• **What you need to do**:
For the data below, report the number of lines that contain the string "Figure" and nothing else.

• **Extracted information**:
# # #

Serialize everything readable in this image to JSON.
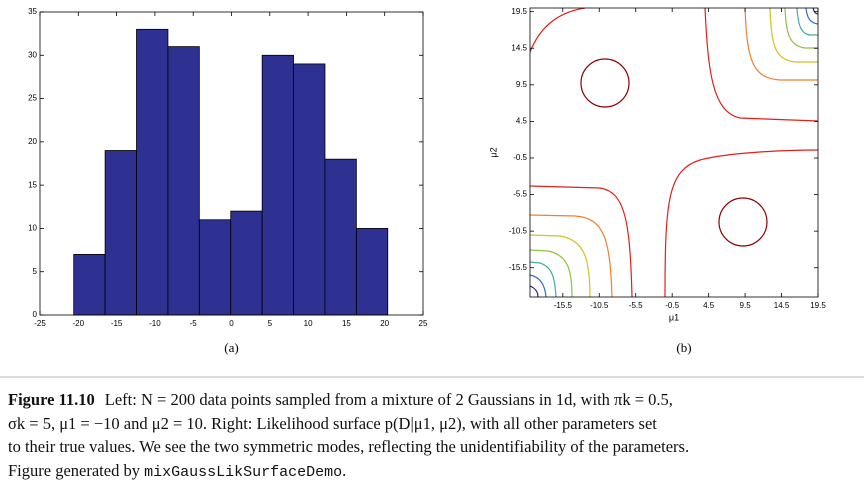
{
  "chart_data": [
    {
      "type": "histogram",
      "label": "(a)",
      "bins": [
        -20.6,
        -16.5,
        -12.4,
        -8.3,
        -4.2,
        -0.1,
        4.0,
        8.1,
        12.2,
        16.3,
        20.4
      ],
      "values": [
        7,
        19,
        33,
        31,
        11,
        12,
        30,
        29,
        18,
        10
      ],
      "color": "#2e3192",
      "xlim": [
        -25,
        25
      ],
      "xticks": [
        -25,
        -20,
        -15,
        -10,
        -5,
        0,
        5,
        10,
        15,
        20,
        25
      ],
      "ylim": [
        0,
        35
      ],
      "yticks": [
        0,
        5,
        10,
        15,
        20,
        25,
        30,
        35
      ]
    },
    {
      "type": "contour",
      "label": "(b)",
      "x_label": "μ1",
      "y_label": "μ2",
      "xlim": [
        -20,
        19.5
      ],
      "xticks": [
        -15.5,
        -10.5,
        -5.5,
        -0.5,
        4.5,
        9.5,
        14.5,
        19.5
      ],
      "ylim": [
        -19.5,
        20
      ],
      "yticks": [
        -15.5,
        -10.5,
        -5.5,
        -0.5,
        4.5,
        9.5,
        14.5,
        19.5
      ]
    }
  ],
  "caption": {
    "figure": "Figure 11.10",
    "line1": "Left: N = 200 data points sampled from a mixture of 2 Gaussians in 1d, with πk = 0.5,",
    "line2": "σk = 5, μ1 = −10 and μ2 = 10. Right: Likelihood surface p(D|μ1, μ2), with all other parameters set",
    "line3": "to their true values. We see the two symmetric modes, reflecting the unidentifiability of the parameters.",
    "line4": "Figure generated by ",
    "code": "mixGaussLikSurfaceDemo",
    "end": "."
  }
}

# # #

• **Task answer**:
2